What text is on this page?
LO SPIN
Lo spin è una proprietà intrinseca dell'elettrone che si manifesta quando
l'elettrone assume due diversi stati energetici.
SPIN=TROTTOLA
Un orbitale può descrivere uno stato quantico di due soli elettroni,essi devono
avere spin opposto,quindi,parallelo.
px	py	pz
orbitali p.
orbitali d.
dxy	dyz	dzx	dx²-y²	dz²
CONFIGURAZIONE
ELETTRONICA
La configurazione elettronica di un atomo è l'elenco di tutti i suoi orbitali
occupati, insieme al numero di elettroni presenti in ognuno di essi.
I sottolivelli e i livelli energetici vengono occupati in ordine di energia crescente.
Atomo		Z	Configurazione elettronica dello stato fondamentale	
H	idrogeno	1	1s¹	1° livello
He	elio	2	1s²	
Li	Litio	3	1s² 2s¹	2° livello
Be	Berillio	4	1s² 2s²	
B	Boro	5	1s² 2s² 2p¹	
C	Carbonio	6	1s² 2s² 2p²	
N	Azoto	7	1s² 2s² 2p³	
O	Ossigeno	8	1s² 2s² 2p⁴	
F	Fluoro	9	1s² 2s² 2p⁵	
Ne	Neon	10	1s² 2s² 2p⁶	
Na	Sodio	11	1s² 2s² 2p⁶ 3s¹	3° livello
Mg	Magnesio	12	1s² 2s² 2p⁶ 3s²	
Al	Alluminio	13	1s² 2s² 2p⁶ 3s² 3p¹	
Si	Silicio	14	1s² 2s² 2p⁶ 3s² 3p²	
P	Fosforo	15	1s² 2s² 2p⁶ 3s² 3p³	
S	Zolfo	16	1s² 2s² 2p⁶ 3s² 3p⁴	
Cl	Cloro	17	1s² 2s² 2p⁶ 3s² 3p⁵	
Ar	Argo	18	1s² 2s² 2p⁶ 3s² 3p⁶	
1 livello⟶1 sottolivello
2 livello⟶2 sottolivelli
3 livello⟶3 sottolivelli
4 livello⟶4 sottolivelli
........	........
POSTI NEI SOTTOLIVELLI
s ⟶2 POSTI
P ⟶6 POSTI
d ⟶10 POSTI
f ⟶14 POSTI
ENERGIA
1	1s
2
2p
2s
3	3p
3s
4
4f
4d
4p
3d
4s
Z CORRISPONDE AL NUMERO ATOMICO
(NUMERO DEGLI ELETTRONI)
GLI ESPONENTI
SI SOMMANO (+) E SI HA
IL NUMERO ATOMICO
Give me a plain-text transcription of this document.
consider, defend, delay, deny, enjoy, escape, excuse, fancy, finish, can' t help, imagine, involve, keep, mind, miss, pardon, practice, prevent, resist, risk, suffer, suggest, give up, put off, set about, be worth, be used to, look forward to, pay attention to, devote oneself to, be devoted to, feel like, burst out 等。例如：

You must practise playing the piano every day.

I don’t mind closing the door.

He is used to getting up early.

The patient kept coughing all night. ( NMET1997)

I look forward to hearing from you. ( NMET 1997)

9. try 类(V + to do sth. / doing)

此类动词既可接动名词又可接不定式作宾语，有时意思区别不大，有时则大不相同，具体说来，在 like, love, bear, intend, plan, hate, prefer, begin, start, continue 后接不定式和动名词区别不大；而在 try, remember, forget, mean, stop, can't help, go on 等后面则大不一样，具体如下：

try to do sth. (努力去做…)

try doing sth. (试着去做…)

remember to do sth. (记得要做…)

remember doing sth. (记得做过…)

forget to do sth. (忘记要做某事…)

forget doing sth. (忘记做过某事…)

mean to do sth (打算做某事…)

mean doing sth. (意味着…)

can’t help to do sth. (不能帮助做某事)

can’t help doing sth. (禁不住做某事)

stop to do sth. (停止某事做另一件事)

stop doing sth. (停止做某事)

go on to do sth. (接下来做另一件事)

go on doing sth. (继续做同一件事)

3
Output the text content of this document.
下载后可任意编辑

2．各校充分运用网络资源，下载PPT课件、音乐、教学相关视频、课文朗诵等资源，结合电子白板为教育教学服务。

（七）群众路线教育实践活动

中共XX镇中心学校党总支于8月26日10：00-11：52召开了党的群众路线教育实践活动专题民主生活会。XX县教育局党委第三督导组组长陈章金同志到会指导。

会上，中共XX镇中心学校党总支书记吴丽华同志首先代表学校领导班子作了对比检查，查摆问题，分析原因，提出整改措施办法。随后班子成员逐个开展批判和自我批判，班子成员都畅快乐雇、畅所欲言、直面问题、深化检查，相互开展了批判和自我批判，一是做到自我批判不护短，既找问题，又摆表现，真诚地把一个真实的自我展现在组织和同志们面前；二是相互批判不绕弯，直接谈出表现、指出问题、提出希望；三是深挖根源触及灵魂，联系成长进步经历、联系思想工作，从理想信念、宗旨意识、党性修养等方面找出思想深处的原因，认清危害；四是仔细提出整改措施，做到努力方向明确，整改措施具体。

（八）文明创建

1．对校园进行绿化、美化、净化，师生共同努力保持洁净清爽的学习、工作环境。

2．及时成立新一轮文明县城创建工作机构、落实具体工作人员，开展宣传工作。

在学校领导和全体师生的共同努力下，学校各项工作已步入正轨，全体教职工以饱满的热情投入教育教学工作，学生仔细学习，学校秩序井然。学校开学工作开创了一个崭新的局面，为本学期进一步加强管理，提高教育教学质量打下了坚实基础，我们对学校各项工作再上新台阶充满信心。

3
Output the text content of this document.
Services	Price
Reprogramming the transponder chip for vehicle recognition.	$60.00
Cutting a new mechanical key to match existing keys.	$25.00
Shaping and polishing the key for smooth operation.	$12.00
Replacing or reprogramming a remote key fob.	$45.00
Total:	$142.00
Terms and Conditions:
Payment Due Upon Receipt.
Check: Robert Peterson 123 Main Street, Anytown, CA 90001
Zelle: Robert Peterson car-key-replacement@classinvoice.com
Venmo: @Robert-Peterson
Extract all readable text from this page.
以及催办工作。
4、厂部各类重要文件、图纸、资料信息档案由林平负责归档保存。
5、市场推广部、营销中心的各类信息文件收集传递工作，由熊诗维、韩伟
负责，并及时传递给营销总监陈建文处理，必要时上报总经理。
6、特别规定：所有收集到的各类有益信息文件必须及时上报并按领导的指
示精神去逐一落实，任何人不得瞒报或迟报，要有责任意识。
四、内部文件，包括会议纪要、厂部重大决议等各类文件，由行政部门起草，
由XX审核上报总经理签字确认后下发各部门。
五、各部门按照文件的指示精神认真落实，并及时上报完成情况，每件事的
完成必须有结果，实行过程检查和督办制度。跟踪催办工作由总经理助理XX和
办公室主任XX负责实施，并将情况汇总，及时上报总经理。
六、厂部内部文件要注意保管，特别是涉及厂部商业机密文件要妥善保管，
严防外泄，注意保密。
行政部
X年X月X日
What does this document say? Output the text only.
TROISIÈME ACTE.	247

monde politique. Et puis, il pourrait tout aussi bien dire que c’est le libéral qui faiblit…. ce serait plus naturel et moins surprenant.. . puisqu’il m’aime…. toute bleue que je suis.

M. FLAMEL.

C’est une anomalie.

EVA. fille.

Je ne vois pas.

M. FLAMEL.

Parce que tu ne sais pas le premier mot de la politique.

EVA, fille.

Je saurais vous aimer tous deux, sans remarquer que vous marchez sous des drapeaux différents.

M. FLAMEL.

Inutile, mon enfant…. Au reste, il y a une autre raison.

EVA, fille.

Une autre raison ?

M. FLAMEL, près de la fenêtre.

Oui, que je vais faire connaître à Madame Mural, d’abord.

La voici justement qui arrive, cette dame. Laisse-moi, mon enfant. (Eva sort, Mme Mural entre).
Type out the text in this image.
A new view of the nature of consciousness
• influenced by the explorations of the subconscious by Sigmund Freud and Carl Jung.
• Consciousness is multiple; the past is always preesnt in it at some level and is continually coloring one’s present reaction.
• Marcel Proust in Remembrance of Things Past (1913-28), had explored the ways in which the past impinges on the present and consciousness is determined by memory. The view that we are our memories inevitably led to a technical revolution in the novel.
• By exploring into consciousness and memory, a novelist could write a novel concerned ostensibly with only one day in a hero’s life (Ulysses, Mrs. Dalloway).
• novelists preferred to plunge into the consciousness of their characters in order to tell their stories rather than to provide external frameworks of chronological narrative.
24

§ **Challenge**
Which lines hold the string "enfant"? List them all.

§ **Answer for this exercise**
Inutile, mon enfant…. Au reste, il y a une autre raison.
La voici justement qui arrive, cette dame. Laisse-moi, mon enfant. (Eva sort, Mme Mural entre).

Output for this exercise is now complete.